Goal of the exercise - Of the lines in the listing below, how many hold "marker"? Answer with the number only.

Material provided -
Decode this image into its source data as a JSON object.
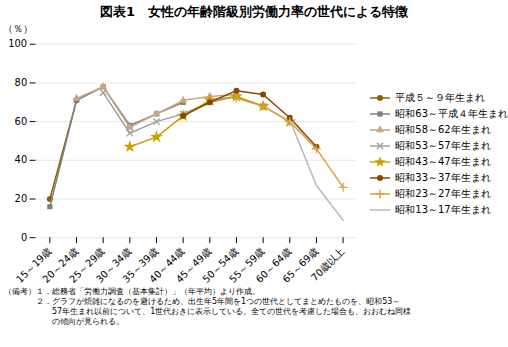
{
  "chart_data": {
    "type": "line",
    "title": "図表1　女性の年齢階級別労働力率の世代による特徴",
    "y_label": "（％）",
    "categories": [
      "15～19歳",
      "20～24歳",
      "25～29歳",
      "30～34歳",
      "35～39歳",
      "40～44歳",
      "45～49歳",
      "50～54歳",
      "55～59歳",
      "60～64歳",
      "65～69歳",
      "70歳以上"
    ],
    "series": [
      {
        "name": "平成５～９年生まれ",
        "color": "#8B5E00",
        "marker": "circle",
        "values": [
          20,
          71,
          null,
          null,
          null,
          null,
          null,
          null,
          null,
          null,
          null,
          null
        ]
      },
      {
        "name": "昭和63～平成４年生まれ",
        "color": "#808080",
        "marker": "square",
        "values": [
          16,
          71,
          78,
          58,
          64,
          70,
          null,
          null,
          null,
          null,
          null,
          null
        ]
      },
      {
        "name": "昭和58～62年生まれ",
        "color": "#C8A882",
        "marker": "triangle",
        "values": [
          null,
          72,
          78,
          57,
          64,
          71,
          73,
          74,
          null,
          null,
          null,
          null
        ]
      },
      {
        "name": "昭和53～57年生まれ",
        "color": "#A0A0A0",
        "marker": "times",
        "values": [
          null,
          null,
          75,
          54,
          60,
          64,
          70,
          73,
          68,
          null,
          null,
          null
        ]
      },
      {
        "name": "昭和43～47年生まれ",
        "color": "#C8A000",
        "marker": "star",
        "values": [
          null,
          null,
          null,
          47,
          52,
          63,
          71,
          73,
          68,
          60,
          null,
          null
        ]
      },
      {
        "name": "昭和33～37年生まれ",
        "color": "#8B4500",
        "marker": "circle",
        "values": [
          null,
          null,
          null,
          null,
          null,
          63,
          70,
          76,
          74,
          62,
          47,
          null
        ]
      },
      {
        "name": "昭和23～27年生まれ",
        "color": "#D4A040",
        "marker": "plus",
        "values": [
          null,
          null,
          null,
          null,
          null,
          null,
          null,
          72,
          68,
          60,
          46,
          26
        ]
      },
      {
        "name": "昭和13～17年生まれ",
        "color": "#B8B8B8",
        "marker": "none",
        "values": [
          null,
          null,
          null,
          null,
          null,
          null,
          null,
          null,
          null,
          61,
          27,
          9
        ]
      }
    ],
    "ylim": [
      0,
      100
    ],
    "yticks": [
      0,
      20,
      40,
      60,
      80,
      100
    ],
    "grid": true,
    "legend": "right",
    "footnotes": [
      "（備考）１．総務省「労働力調査（基本集計）」（年平均）より作成。",
      "　　　　２．グラフが煩雑になるのを避けるため、出生年5年間を1つの世代としてまとめたものを、昭和53～",
      "　　　　　　57年生まれ以前について、1世代おきに表示している。全ての世代を考慮した場合も、おおむね同様",
      "　　　　　　の傾向が見られる。"
    ]
  }
}
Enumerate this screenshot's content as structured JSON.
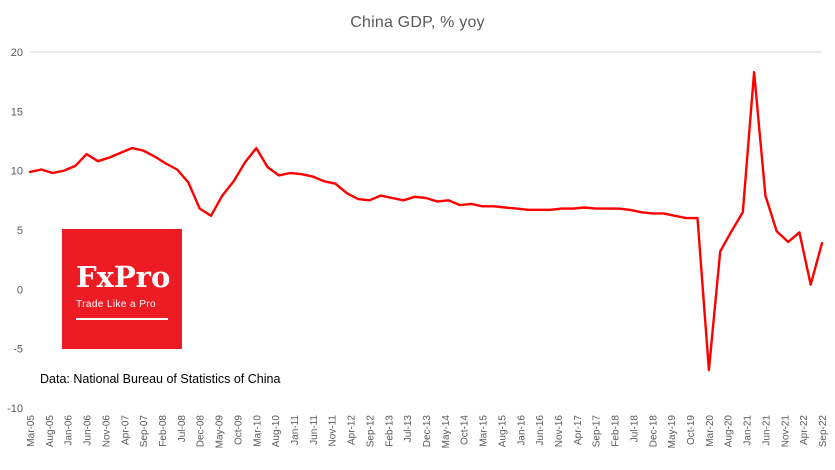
{
  "chart": {
    "title": "China GDP, % yoy",
    "source_note": "Data: National Bureau of Statistics of China",
    "text_color": "#595959",
    "background": "#ffffff"
  },
  "logo": {
    "text": "FxPro",
    "tagline": "Trade Like a Pro",
    "color": "#ed1c24"
  },
  "chart_data": {
    "type": "line",
    "title": "China GDP, % yoy",
    "series_name": "China GDP, % yoy",
    "line_color": "#ff0000",
    "grid_color": "#d9d9d9",
    "legend": "none",
    "ylim": [
      -10,
      20
    ],
    "yticks": [
      20,
      15,
      10,
      5,
      0,
      -5,
      -10
    ],
    "xtick_labels": [
      "Mar-05",
      "Aug-05",
      "Jan-06",
      "Jun-06",
      "Nov-06",
      "Apr-07",
      "Sep-07",
      "Feb-08",
      "Jul-08",
      "Dec-08",
      "May-09",
      "Oct-09",
      "Mar-10",
      "Aug-10",
      "Jan-11",
      "Jun-11",
      "Nov-11",
      "Apr-12",
      "Sep-12",
      "Feb-13",
      "Jul-13",
      "Dec-13",
      "May-14",
      "Oct-14",
      "Mar-15",
      "Aug-15",
      "Jan-16",
      "Jun-16",
      "Nov-16",
      "Apr-17",
      "Sep-17",
      "Feb-18",
      "Jul-18",
      "Dec-18",
      "May-19",
      "Oct-19",
      "Mar-20",
      "Aug-20",
      "Jan-21",
      "Jun-21",
      "Nov-21",
      "Apr-22",
      "Sep-22"
    ],
    "x": [
      "Mar-05",
      "Jun-05",
      "Sep-05",
      "Dec-05",
      "Mar-06",
      "Jun-06",
      "Sep-06",
      "Dec-06",
      "Mar-07",
      "Jun-07",
      "Sep-07",
      "Dec-07",
      "Mar-08",
      "Jun-08",
      "Sep-08",
      "Dec-08",
      "Mar-09",
      "Jun-09",
      "Sep-09",
      "Dec-09",
      "Mar-10",
      "Jun-10",
      "Sep-10",
      "Dec-10",
      "Mar-11",
      "Jun-11",
      "Sep-11",
      "Dec-11",
      "Mar-12",
      "Jun-12",
      "Sep-12",
      "Dec-12",
      "Mar-13",
      "Jun-13",
      "Sep-13",
      "Dec-13",
      "Mar-14",
      "Jun-14",
      "Sep-14",
      "Dec-14",
      "Mar-15",
      "Jun-15",
      "Sep-15",
      "Dec-15",
      "Mar-16",
      "Jun-16",
      "Sep-16",
      "Dec-16",
      "Mar-17",
      "Jun-17",
      "Sep-17",
      "Dec-17",
      "Mar-18",
      "Jun-18",
      "Sep-18",
      "Dec-18",
      "Mar-19",
      "Jun-19",
      "Sep-19",
      "Dec-19",
      "Mar-20",
      "Jun-20",
      "Sep-20",
      "Dec-20",
      "Mar-21",
      "Jun-21",
      "Sep-21",
      "Dec-21",
      "Mar-22",
      "Jun-22",
      "Sep-22"
    ],
    "values": [
      9.9,
      10.1,
      9.8,
      10.0,
      10.4,
      11.4,
      10.8,
      11.1,
      11.5,
      11.9,
      11.7,
      11.2,
      10.6,
      10.1,
      9.0,
      6.8,
      6.2,
      7.9,
      9.1,
      10.7,
      11.9,
      10.3,
      9.6,
      9.8,
      9.7,
      9.5,
      9.1,
      8.9,
      8.1,
      7.6,
      7.5,
      7.9,
      7.7,
      7.5,
      7.8,
      7.7,
      7.4,
      7.5,
      7.1,
      7.2,
      7.0,
      7.0,
      6.9,
      6.8,
      6.7,
      6.7,
      6.7,
      6.8,
      6.8,
      6.9,
      6.8,
      6.8,
      6.8,
      6.7,
      6.5,
      6.4,
      6.4,
      6.2,
      6.0,
      6.0,
      -6.8,
      3.2,
      4.9,
      6.5,
      18.3,
      7.9,
      4.9,
      4.0,
      4.8,
      0.4,
      3.9
    ]
  }
}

Response - 8